Given task:
Transcribe the entries exactly; images are not part of the copy.

◇ ◇ ◇ ◇ ◇ ◇ ◇

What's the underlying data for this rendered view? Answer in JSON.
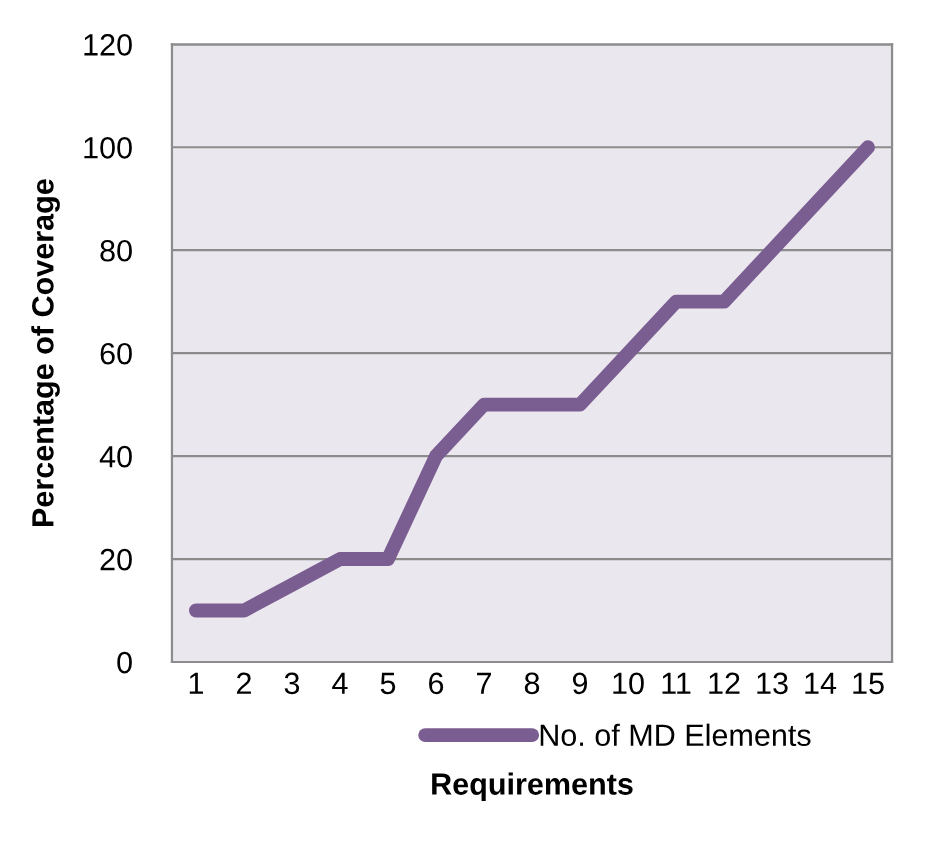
{
  "chart_data": {
    "type": "line",
    "xlabel": "Requirements",
    "ylabel": "Percentage of Coverage",
    "categories": [
      "1",
      "2",
      "3",
      "4",
      "5",
      "6",
      "7",
      "8",
      "9",
      "10",
      "11",
      "12",
      "13",
      "14",
      "15"
    ],
    "series": [
      {
        "name": "No. of MD Elements",
        "color": "#7b5e91",
        "values": [
          10,
          10,
          15,
          20,
          20,
          40,
          50,
          50,
          50,
          60,
          70,
          70,
          80,
          90,
          100
        ]
      }
    ],
    "ylim": [
      0,
      120
    ],
    "yticks": [
      0,
      20,
      40,
      60,
      80,
      100,
      120
    ],
    "grid": "y",
    "legend": "bottom",
    "marker": "none",
    "line_style": "solid"
  }
}
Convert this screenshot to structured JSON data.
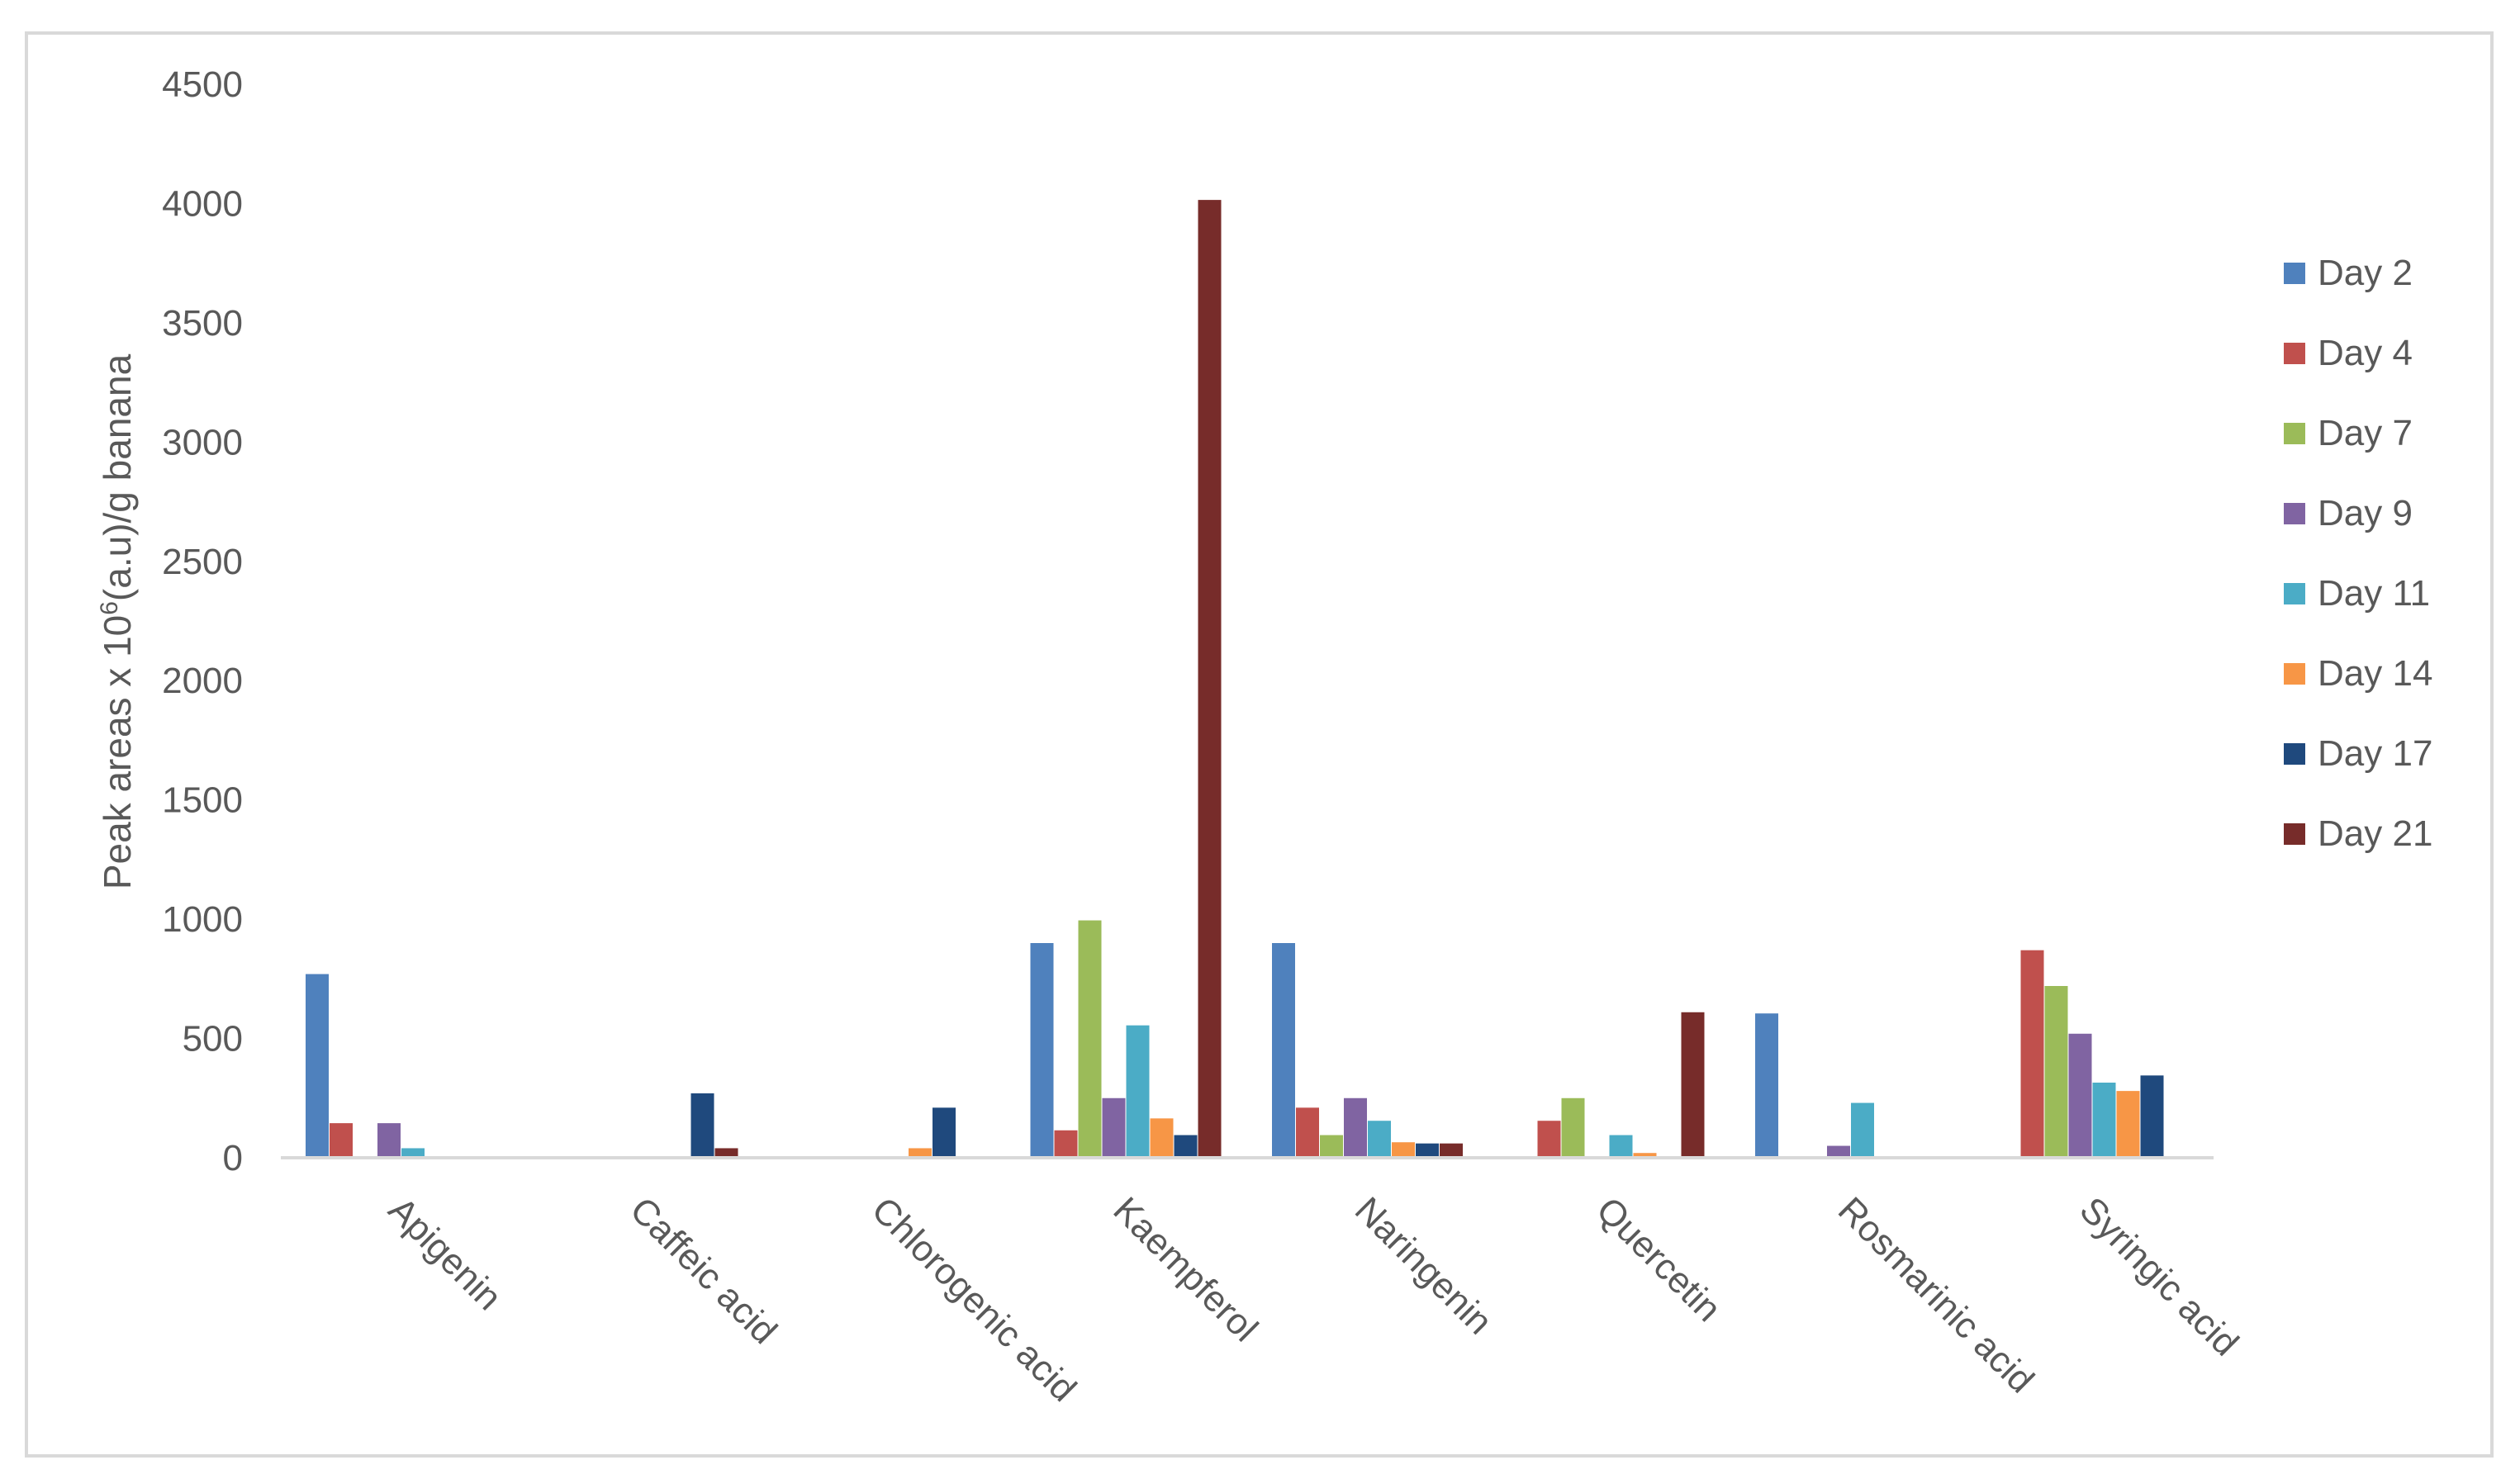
{
  "chart_data": {
    "type": "bar",
    "ylabel_main": "Peak areas x 10",
    "ylabel_sup": "6",
    "ylabel_rest": "(a.u)/g banana",
    "ylim": [
      0,
      4500
    ],
    "yticks": [
      "0",
      "500",
      "1000",
      "1500",
      "2000",
      "2500",
      "3000",
      "3500",
      "4000",
      "4500"
    ],
    "grid": false,
    "legend_position": "right",
    "categories": [
      "Apigenin",
      "Caffeic acid",
      "Chlorogenic acid",
      "Kaempferol",
      "Naringenin",
      "Quercetin",
      "Rosmarinic acid",
      "Syringic acid"
    ],
    "series": [
      {
        "name": "Day 2",
        "color": "#4F81BD",
        "values": [
          770,
          0,
          0,
          900,
          900,
          0,
          605,
          0
        ]
      },
      {
        "name": "Day 4",
        "color": "#C0504D",
        "values": [
          145,
          0,
          0,
          115,
          210,
          155,
          0,
          870
        ]
      },
      {
        "name": "Day 7",
        "color": "#9BBB59",
        "values": [
          0,
          0,
          0,
          995,
          95,
          250,
          0,
          720
        ]
      },
      {
        "name": "Day 9",
        "color": "#8064A2",
        "values": [
          145,
          0,
          0,
          250,
          250,
          0,
          50,
          520
        ]
      },
      {
        "name": "Day 11",
        "color": "#4BACC6",
        "values": [
          40,
          0,
          0,
          555,
          155,
          95,
          230,
          315
        ]
      },
      {
        "name": "Day 14",
        "color": "#F79646",
        "values": [
          0,
          0,
          40,
          165,
          65,
          20,
          0,
          280
        ]
      },
      {
        "name": "Day 17",
        "color": "#1F497D",
        "values": [
          0,
          270,
          210,
          95,
          60,
          0,
          0,
          345
        ]
      },
      {
        "name": "Day 21",
        "color": "#772C2A",
        "values": [
          0,
          40,
          0,
          4015,
          60,
          610,
          0,
          0
        ]
      }
    ]
  }
}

◇ ◇ ◇ ◇ ◇ ◇ ◇

Exercise output:
What's the underlying data for this rendered view? Answer in JSON.
{
  "chart_data": {
    "type": "line",
    "xlabel": "Requirements",
    "ylabel": "Percentage of Coverage",
    "categories": [
      "1",
      "2",
      "3",
      "4",
      "5",
      "6",
      "7",
      "8",
      "9",
      "10",
      "11",
      "12",
      "13",
      "14",
      "15"
    ],
    "series": [
      {
        "name": "No. of MD Elements",
        "color": "#7b5e91",
        "values": [
          10,
          10,
          15,
          20,
          20,
          40,
          50,
          50,
          50,
          60,
          70,
          70,
          80,
          90,
          100
        ]
      }
    ],
    "ylim": [
      0,
      120
    ],
    "yticks": [
      0,
      20,
      40,
      60,
      80,
      100,
      120
    ],
    "grid": "y",
    "legend": "bottom",
    "marker": "none",
    "line_style": "solid"
  }
}
Convert this screenshot to structured JSON data.
{
  "chart_data": {
    "type": "bar",
    "ylabel_main": "Peak areas x 10",
    "ylabel_sup": "6",
    "ylabel_rest": "(a.u)/g banana",
    "ylim": [
      0,
      4500
    ],
    "yticks": [
      "0",
      "500",
      "1000",
      "1500",
      "2000",
      "2500",
      "3000",
      "3500",
      "4000",
      "4500"
    ],
    "grid": false,
    "legend_position": "right",
    "categories": [
      "Apigenin",
      "Caffeic acid",
      "Chlorogenic acid",
      "Kaempferol",
      "Naringenin",
      "Quercetin",
      "Rosmarinic acid",
      "Syringic acid"
    ],
    "series": [
      {
        "name": "Day 2",
        "color": "#4F81BD",
        "values": [
          770,
          0,
          0,
          900,
          900,
          0,
          605,
          0
        ]
      },
      {
        "name": "Day 4",
        "color": "#C0504D",
        "values": [
          145,
          0,
          0,
          115,
          210,
          155,
          0,
          870
        ]
      },
      {
        "name": "Day 7",
        "color": "#9BBB59",
        "values": [
          0,
          0,
          0,
          995,
          95,
          250,
          0,
          720
        ]
      },
      {
        "name": "Day 9",
        "color": "#8064A2",
        "values": [
          145,
          0,
          0,
          250,
          250,
          0,
          50,
          520
        ]
      },
      {
        "name": "Day 11",
        "color": "#4BACC6",
        "values": [
          40,
          0,
          0,
          555,
          155,
          95,
          230,
          315
        ]
      },
      {
        "name": "Day 14",
        "color": "#F79646",
        "values": [
          0,
          0,
          40,
          165,
          65,
          20,
          0,
          280
        ]
      },
      {
        "name": "Day 17",
        "color": "#1F497D",
        "values": [
          0,
          270,
          210,
          95,
          60,
          0,
          0,
          345
        ]
      },
      {
        "name": "Day 21",
        "color": "#772C2A",
        "values": [
          0,
          40,
          0,
          4015,
          60,
          610,
          0,
          0
        ]
      }
    ]
  }
}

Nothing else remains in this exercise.